## Provided data
==================================================
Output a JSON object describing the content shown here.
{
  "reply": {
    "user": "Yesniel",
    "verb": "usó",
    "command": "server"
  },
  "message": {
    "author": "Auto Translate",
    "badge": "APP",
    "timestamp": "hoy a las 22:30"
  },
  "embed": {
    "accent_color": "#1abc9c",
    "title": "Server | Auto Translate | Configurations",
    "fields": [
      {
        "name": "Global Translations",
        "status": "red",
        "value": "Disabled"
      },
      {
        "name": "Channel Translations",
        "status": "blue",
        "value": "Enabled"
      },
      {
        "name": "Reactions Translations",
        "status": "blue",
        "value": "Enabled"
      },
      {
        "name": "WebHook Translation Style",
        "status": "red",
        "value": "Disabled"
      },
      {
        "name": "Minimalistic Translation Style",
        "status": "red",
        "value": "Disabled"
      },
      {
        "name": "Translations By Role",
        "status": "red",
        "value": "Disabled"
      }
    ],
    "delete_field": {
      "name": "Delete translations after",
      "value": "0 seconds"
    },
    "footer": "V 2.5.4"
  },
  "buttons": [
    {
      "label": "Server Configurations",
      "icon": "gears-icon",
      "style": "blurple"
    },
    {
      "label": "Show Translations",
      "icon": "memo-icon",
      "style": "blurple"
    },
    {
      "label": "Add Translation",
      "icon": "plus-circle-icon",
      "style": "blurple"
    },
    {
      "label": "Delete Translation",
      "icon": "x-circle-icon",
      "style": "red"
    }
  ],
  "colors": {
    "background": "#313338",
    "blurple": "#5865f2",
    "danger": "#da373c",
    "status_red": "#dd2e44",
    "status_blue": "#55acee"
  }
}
==================================================
## Your goal
Repeat the whole listing exactly, keeping every line intact.

## Completed task
Output a JSON object describing the content shown here.
{
  "reply": {
    "user": "Yesniel",
    "verb": "usó",
    "command": "server"
  },
  "message": {
    "author": "Auto Translate",
    "badge": "APP",
    "timestamp": "hoy a las 22:30"
  },
  "embed": {
    "accent_color": "#1abc9c",
    "title": "Server | Auto Translate | Configurations",
    "fields": [
      {
        "name": "Global Translations",
        "status": "red",
        "value": "Disabled"
      },
      {
        "name": "Channel Translations",
        "status": "blue",
        "value": "Enabled"
      },
      {
        "name": "Reactions Translations",
        "status": "blue",
        "value": "Enabled"
      },
      {
        "name": "WebHook Translation Style",
        "status": "red",
        "value": "Disabled"
      },
      {
        "name": "Minimalistic Translation Style",
        "status": "red",
        "value": "Disabled"
      },
      {
        "name": "Translations By Role",
        "status": "red",
        "value": "Disabled"
      }
    ],
    "delete_field": {
      "name": "Delete translations after",
      "value": "0 seconds"
    },
    "footer": "V 2.5.4"
  },
  "buttons": [
    {
      "label": "Server Configurations",
      "icon": "gears-icon",
      "style": "blurple"
    },
    {
      "label": "Show Translations",
      "icon": "memo-icon",
      "style": "blurple"
    },
    {
      "label": "Add Translation",
      "icon": "plus-circle-icon",
      "style": "blurple"
    },
    {
      "label": "Delete Translation",
      "icon": "x-circle-icon",
      "style": "red"
    }
  ],
  "colors": {
    "background": "#313338",
    "blurple": "#5865f2",
    "danger": "#da373c",
    "status_red": "#dd2e44",
    "status_blue": "#55acee"
  }
}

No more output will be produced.